§ **What to produce**
From the listing below, pull out all lines with "logEMOS" in them.

§ **Dataset entries**

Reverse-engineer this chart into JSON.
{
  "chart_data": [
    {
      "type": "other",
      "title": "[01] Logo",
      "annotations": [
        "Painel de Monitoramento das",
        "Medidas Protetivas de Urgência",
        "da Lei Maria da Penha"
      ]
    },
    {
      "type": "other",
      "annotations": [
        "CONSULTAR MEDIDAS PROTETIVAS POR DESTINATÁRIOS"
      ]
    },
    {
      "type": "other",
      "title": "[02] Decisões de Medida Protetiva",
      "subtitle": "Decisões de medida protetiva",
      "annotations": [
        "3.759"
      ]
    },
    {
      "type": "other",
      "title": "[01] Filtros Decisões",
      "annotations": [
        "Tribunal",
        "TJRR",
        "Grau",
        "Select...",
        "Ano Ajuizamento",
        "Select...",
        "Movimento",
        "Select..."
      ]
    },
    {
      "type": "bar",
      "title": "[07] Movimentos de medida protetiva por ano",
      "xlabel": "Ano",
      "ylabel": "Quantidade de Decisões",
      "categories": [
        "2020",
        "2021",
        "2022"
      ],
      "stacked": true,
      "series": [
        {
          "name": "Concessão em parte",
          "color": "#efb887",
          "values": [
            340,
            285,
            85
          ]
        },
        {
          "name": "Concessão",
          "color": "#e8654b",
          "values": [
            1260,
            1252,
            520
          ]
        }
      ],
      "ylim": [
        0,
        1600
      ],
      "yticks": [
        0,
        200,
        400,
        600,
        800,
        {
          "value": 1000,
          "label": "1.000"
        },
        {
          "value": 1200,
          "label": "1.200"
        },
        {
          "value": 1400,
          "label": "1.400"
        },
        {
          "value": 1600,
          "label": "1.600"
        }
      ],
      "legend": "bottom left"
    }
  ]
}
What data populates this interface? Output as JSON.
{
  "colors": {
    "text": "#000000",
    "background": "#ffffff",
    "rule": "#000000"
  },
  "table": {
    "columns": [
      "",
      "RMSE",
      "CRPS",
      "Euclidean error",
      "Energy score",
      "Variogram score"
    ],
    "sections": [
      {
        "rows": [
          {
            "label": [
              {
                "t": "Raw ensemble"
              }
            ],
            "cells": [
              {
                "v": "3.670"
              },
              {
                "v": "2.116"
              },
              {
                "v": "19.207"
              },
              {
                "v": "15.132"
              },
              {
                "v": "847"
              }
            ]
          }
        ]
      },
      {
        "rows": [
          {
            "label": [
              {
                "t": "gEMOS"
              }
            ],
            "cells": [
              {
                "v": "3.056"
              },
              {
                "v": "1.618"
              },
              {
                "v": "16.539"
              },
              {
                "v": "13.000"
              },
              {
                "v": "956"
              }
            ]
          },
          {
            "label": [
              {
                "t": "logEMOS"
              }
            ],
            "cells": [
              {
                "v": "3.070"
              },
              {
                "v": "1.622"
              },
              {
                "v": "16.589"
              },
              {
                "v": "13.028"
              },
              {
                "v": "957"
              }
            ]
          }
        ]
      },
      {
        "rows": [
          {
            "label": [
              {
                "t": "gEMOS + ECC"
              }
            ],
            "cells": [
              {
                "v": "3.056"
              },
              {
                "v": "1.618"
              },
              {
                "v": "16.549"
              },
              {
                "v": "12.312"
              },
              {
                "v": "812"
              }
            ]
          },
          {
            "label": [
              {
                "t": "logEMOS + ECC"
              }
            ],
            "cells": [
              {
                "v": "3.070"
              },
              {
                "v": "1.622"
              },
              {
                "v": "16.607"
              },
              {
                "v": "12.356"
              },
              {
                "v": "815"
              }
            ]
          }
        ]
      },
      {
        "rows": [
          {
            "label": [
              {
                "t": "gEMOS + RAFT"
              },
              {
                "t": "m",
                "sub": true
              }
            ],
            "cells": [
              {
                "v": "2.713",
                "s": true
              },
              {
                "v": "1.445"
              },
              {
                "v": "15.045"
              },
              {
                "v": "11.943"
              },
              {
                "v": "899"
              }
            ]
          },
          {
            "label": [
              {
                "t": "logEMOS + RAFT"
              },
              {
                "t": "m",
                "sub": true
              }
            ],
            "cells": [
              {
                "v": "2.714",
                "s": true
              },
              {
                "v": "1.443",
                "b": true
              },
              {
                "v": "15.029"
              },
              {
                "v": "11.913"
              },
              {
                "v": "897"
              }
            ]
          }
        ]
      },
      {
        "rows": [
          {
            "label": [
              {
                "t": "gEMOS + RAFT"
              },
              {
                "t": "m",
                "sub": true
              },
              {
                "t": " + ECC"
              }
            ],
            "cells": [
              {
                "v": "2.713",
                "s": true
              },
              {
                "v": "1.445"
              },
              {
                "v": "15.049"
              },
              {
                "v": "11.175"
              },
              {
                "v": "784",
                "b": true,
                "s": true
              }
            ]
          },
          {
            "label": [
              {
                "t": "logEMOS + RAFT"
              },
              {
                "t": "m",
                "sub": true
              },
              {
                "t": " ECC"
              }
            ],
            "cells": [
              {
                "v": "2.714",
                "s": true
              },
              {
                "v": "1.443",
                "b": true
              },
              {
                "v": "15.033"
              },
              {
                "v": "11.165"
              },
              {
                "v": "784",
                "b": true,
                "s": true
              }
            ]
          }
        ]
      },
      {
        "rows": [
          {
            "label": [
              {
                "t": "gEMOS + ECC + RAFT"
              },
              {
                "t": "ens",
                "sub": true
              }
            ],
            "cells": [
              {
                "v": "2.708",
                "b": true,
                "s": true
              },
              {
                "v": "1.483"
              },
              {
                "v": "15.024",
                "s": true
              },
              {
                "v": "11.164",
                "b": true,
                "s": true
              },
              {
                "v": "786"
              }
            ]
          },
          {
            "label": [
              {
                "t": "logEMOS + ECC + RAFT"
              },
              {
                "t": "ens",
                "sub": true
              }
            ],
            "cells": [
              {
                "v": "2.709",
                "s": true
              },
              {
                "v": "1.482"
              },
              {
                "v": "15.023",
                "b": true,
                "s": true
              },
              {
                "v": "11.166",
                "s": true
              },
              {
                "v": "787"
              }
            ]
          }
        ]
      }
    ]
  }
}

§ **Exercise answer**
                "t": "logEMOS"
                "t": "logEMOS + ECC"
                "t": "logEMOS + RAFT"
                "t": "logEMOS + RAFT"
                "t": "logEMOS + ECC + RAFT"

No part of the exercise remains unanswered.